Given problem: Pull out all lines from the listing below in which the word "Pressure" appears.

Material for the task:
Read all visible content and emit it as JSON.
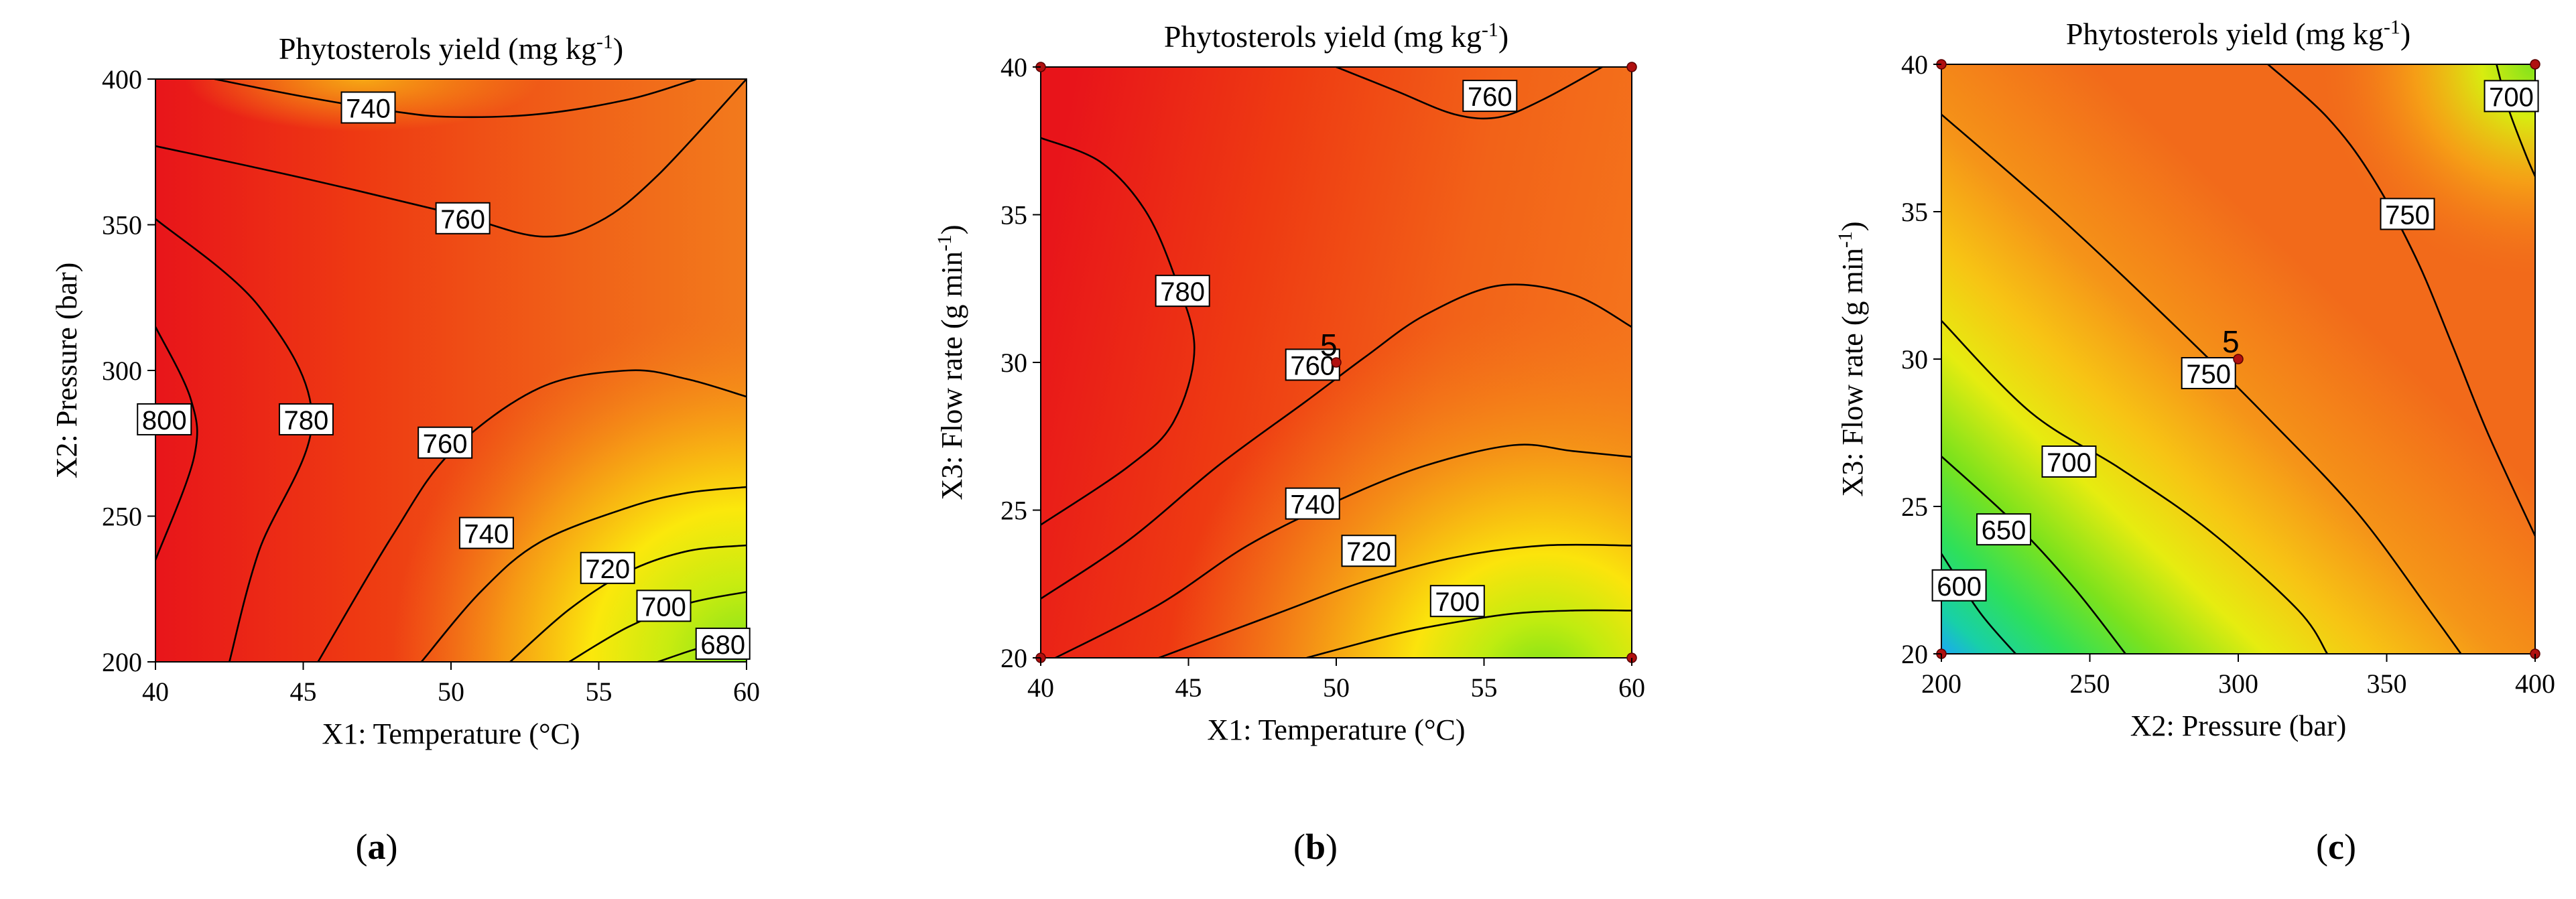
{
  "chart_data": [
    {
      "id": "a",
      "type": "contour",
      "panel_label": "(a)",
      "title": "Phytosterols yield (mg kg",
      "title_sup": "-1",
      "title_end": ")",
      "xlabel": "X1: Temperature (°C)",
      "ylabel": "X2: Pressure (bar)",
      "xlim": [
        40,
        60
      ],
      "ylim": [
        200,
        400
      ],
      "xticks": [
        "40",
        "45",
        "50",
        "55",
        "60"
      ],
      "yticks": [
        "200",
        "250",
        "300",
        "350",
        "400"
      ],
      "color_scale": "low=green/yellow, high=red",
      "contour_lines": [
        {
          "level": "800",
          "points": [
            [
              40.0,
              315
            ],
            [
              41.2,
              290
            ],
            [
              41.3,
              270
            ],
            [
              40.0,
              235
            ]
          ],
          "label_at": [
            40.3,
            283
          ]
        },
        {
          "level": "780",
          "points": [
            [
              40.0,
              352
            ],
            [
              43.5,
              322
            ],
            [
              45.3,
              283
            ],
            [
              43.5,
              238
            ],
            [
              42.5,
              200
            ]
          ],
          "label_at": [
            45.1,
            283
          ]
        },
        {
          "level": "760",
          "points": [
            [
              40.0,
              377
            ],
            [
              45,
              366
            ],
            [
              50,
              354
            ],
            [
              53,
              346
            ],
            [
              55,
              351
            ],
            [
              57,
              367
            ],
            [
              60,
              400
            ]
          ],
          "label_at": [
            50.4,
            352
          ]
        },
        {
          "level": "760",
          "points": [
            [
              45.5,
              200
            ],
            [
              48,
              243
            ],
            [
              50,
              272
            ],
            [
              53,
              294
            ],
            [
              56,
              300
            ],
            [
              58,
              297
            ],
            [
              60,
              291
            ]
          ],
          "label_at": [
            49.8,
            275
          ]
        },
        {
          "level": "740",
          "points": [
            [
              42,
              400
            ],
            [
              45,
              394
            ],
            [
              48,
              389
            ],
            [
              50,
              387
            ],
            [
              53,
              388
            ],
            [
              56,
              393
            ],
            [
              58,
              399
            ],
            [
              58.3,
              400
            ]
          ],
          "label_at": [
            47.2,
            390
          ]
        },
        {
          "level": "740",
          "points": [
            [
              49,
              200
            ],
            [
              51,
              224
            ],
            [
              53,
              241
            ],
            [
              56,
              253
            ],
            [
              58,
              258
            ],
            [
              60,
              260
            ]
          ],
          "label_at": [
            51.2,
            244
          ]
        },
        {
          "level": "720",
          "points": [
            [
              52,
              200
            ],
            [
              54,
              218
            ],
            [
              56,
              231
            ],
            [
              58,
              238
            ],
            [
              60,
              240
            ]
          ],
          "label_at": [
            55.3,
            232
          ]
        },
        {
          "level": "700",
          "points": [
            [
              54,
              200
            ],
            [
              56,
              212
            ],
            [
              58,
              220
            ],
            [
              60,
              224
            ]
          ],
          "label_at": [
            57.2,
            219
          ]
        },
        {
          "level": "680",
          "points": [
            [
              57,
              200
            ],
            [
              58.5,
              205
            ],
            [
              60,
              208
            ]
          ],
          "label_at": [
            59.2,
            206
          ]
        }
      ],
      "design_points": [],
      "center_label": ""
    },
    {
      "id": "b",
      "type": "contour",
      "panel_label": "(b)",
      "title": "Phytosterols yield (mg kg",
      "title_sup": "-1",
      "title_end": ")",
      "xlabel": "X1: Temperature (°C)",
      "ylabel": "X3: Flow rate (g min",
      "ylabel_sup": "-1",
      "ylabel_end": ")",
      "xlim": [
        40,
        60
      ],
      "ylim": [
        20,
        40
      ],
      "xticks": [
        "40",
        "45",
        "50",
        "55",
        "60"
      ],
      "yticks": [
        "20",
        "25",
        "30",
        "35",
        "40"
      ],
      "color_scale": "low=green/yellow, high=red",
      "contour_lines": [
        {
          "level": "780",
          "points": [
            [
              40.0,
              37.6
            ],
            [
              42,
              36.8
            ],
            [
              43.5,
              35.2
            ],
            [
              44.5,
              33
            ],
            [
              45.2,
              30.5
            ],
            [
              44.5,
              28
            ],
            [
              43,
              26.5
            ],
            [
              40.0,
              24.5
            ]
          ],
          "label_at": [
            44.8,
            32.4
          ]
        },
        {
          "level": "760",
          "points": [
            [
              50,
              40
            ],
            [
              52,
              39.2
            ],
            [
              54,
              38.4
            ],
            [
              55.5,
              38.3
            ],
            [
              57,
              38.9
            ],
            [
              59,
              40
            ]
          ],
          "label_at": [
            55.2,
            39.0
          ]
        },
        {
          "level": "760",
          "points": [
            [
              40.0,
              22
            ],
            [
              43,
              24
            ],
            [
              46,
              26.5
            ],
            [
              49,
              28.7
            ],
            [
              51,
              30.2
            ],
            [
              53,
              31.6
            ],
            [
              55.5,
              32.6
            ],
            [
              58,
              32.3
            ],
            [
              60,
              31.2
            ]
          ],
          "label_at": [
            49.2,
            29.9
          ]
        },
        {
          "level": "740",
          "points": [
            [
              40.5,
              20
            ],
            [
              44,
              21.8
            ],
            [
              47,
              23.8
            ],
            [
              50,
              25.3
            ],
            [
              53,
              26.5
            ],
            [
              56,
              27.2
            ],
            [
              58,
              27
            ],
            [
              60,
              26.8
            ]
          ],
          "label_at": [
            49.2,
            25.2
          ]
        },
        {
          "level": "720",
          "points": [
            [
              44,
              20
            ],
            [
              48,
              21.5
            ],
            [
              51,
              22.6
            ],
            [
              54,
              23.4
            ],
            [
              57,
              23.8
            ],
            [
              60,
              23.8
            ]
          ],
          "label_at": [
            51.1,
            23.6
          ]
        },
        {
          "level": "700",
          "points": [
            [
              49,
              20
            ],
            [
              52,
              20.8
            ],
            [
              54,
              21.2
            ],
            [
              56,
              21.5
            ],
            [
              58,
              21.6
            ],
            [
              60,
              21.6
            ]
          ],
          "label_at": [
            54.1,
            21.9
          ]
        }
      ],
      "design_points": [
        [
          40,
          20
        ],
        [
          40,
          40
        ],
        [
          60,
          20
        ],
        [
          60,
          40
        ],
        [
          50,
          30
        ]
      ],
      "center_label": "5"
    },
    {
      "id": "c",
      "type": "contour",
      "panel_label": "(c)",
      "title": "Phytosterols yield (mg kg",
      "title_sup": "-1",
      "title_end": ")",
      "xlabel": "X2: Pressure (bar)",
      "ylabel": "X3: Flow rate (g min",
      "ylabel_sup": "-1",
      "ylabel_end": ")",
      "xlim": [
        200,
        400
      ],
      "ylim": [
        20,
        40
      ],
      "xticks": [
        "200",
        "250",
        "300",
        "350",
        "400"
      ],
      "yticks": [
        "20",
        "25",
        "30",
        "35",
        "40"
      ],
      "color_scale": "low=blue/green, high=orange",
      "contour_lines": [
        {
          "level": "700",
          "points": [
            [
              387,
              40
            ],
            [
              391,
              38.5
            ],
            [
              397,
              36.9
            ],
            [
              400,
              36.2
            ]
          ],
          "label_at": [
            392,
            38.9
          ]
        },
        {
          "level": "750",
          "points": [
            [
              310,
              40
            ],
            [
              330,
              38.2
            ],
            [
              345,
              36.2
            ],
            [
              360,
              33.4
            ],
            [
              372,
              30.5
            ],
            [
              384,
              27.5
            ],
            [
              400,
              24
            ]
          ],
          "label_at": [
            357,
            34.9
          ]
        },
        {
          "level": "750",
          "points": [
            [
              200,
              38.3
            ],
            [
              240,
              34.8
            ],
            [
              280,
              31
            ],
            [
              310,
              28
            ],
            [
              340,
              24.8
            ],
            [
              365,
              21.4
            ],
            [
              375,
              20
            ]
          ],
          "label_at": [
            290,
            29.5
          ]
        },
        {
          "level": "700",
          "points": [
            [
              200,
              31.3
            ],
            [
              230,
              28.2
            ],
            [
              260,
              26.3
            ],
            [
              290,
              24.2
            ],
            [
              320,
              21.5
            ],
            [
              330,
              20
            ]
          ],
          "label_at": [
            243,
            26.5
          ]
        },
        {
          "level": "650",
          "points": [
            [
              200,
              26.7
            ],
            [
              225,
              24.4
            ],
            [
              245,
              22.2
            ],
            [
              262,
              20
            ]
          ],
          "label_at": [
            221,
            24.2
          ]
        },
        {
          "level": "600",
          "points": [
            [
              200,
              23.4
            ],
            [
              213,
              21.4
            ],
            [
              225,
              20
            ]
          ],
          "label_at": [
            206,
            22.3
          ]
        }
      ],
      "design_points": [
        [
          200,
          20
        ],
        [
          200,
          40
        ],
        [
          400,
          20
        ],
        [
          400,
          40
        ],
        [
          300,
          30
        ]
      ],
      "center_label": "5"
    }
  ]
}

The answer:
      "ylabel": "X2: Pressure (bar)",
      "xlabel": "X2: Pressure (bar)",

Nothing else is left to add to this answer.